> Source text:
[START]

Case Details
- Citation: [2019] SGHC 6
- Case Title: Ivanishvili, Bidzina and others v Credit Suisse AG and another
- Court: High Court of the Republic of Singapore
- Decision Date: 18 January 2019
- Judges: Valerie Thean J
- Coram: Valerie Thean J
- Case Number: Suit No 790 of 2017
- Registrar’s Appeals: Nos 229 of 2018 and 232 of 2018
- Procedural History (as reflected in LawNet note): The appeal in Civil Appeal No 26 of 2019 and the application in Summons No 71 of 2019 were allowed (by a 2:1 majority) by the Court of Appeal on 3 July 2020. See [2020] SGCA 62.
- Plaintiff/Applicant: Ivanishvili, Bidzina and others
- Defendant/Respondent: Credit Suisse AG and another
- Parties (key): Bidzina Ivanishvili; Ekaterine Khvedelidze; Tsotne Ivanishvili (minor, suing by litigation representative Ekaterine Khvedelidze); Gvantsa Ivanishvili; Bera Ivanishvili; Credit Suisse AG; Credit Suisse Trust Limited
- Counsel for Plaintiffs: N Sreenivasan, S.C., Palaniapan Sundaraj, Lim Min, Ranita Yogeeswaran (Straits Law Practice LLC)

[END]

> Source excerpt:
[START]

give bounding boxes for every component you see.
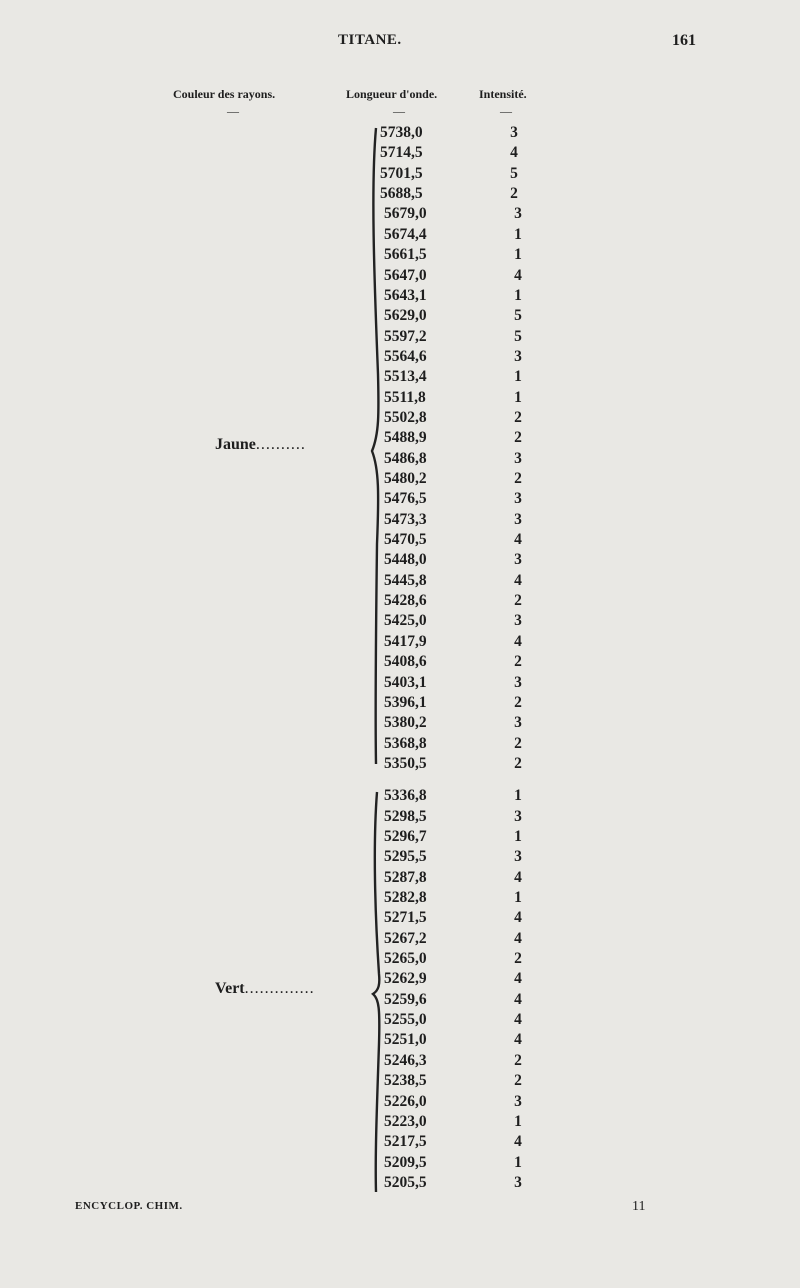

[END]

> What you need to do: Reproduce the case details text word for word, starting with "Case Details" and going on through "[2020] SGCA 62.".

> Worked solution:
Case Details
- Citation: [2019] SGHC 6
- Case Title: Ivanishvili, Bidzina and others v Credit Suisse AG and another
- Court: High Court of the Republic of Singapore
- Decision Date: 18 January 2019
- Judges: Valerie Thean J
- Coram: Valerie Thean J
- Case Number: Suit No 790 of 2017
- Registrar’s Appeals: Nos 229 of 2018 and 232 of 2018
- Procedural History (as reflected in LawNet note): The appeal in Civil Appeal No 26 of 2019 and the application in Summons No 71 of 2019 were allowed (by a 2:1 majority) by the Court of Appeal on 3 July 2020. See [2020] SGCA 62.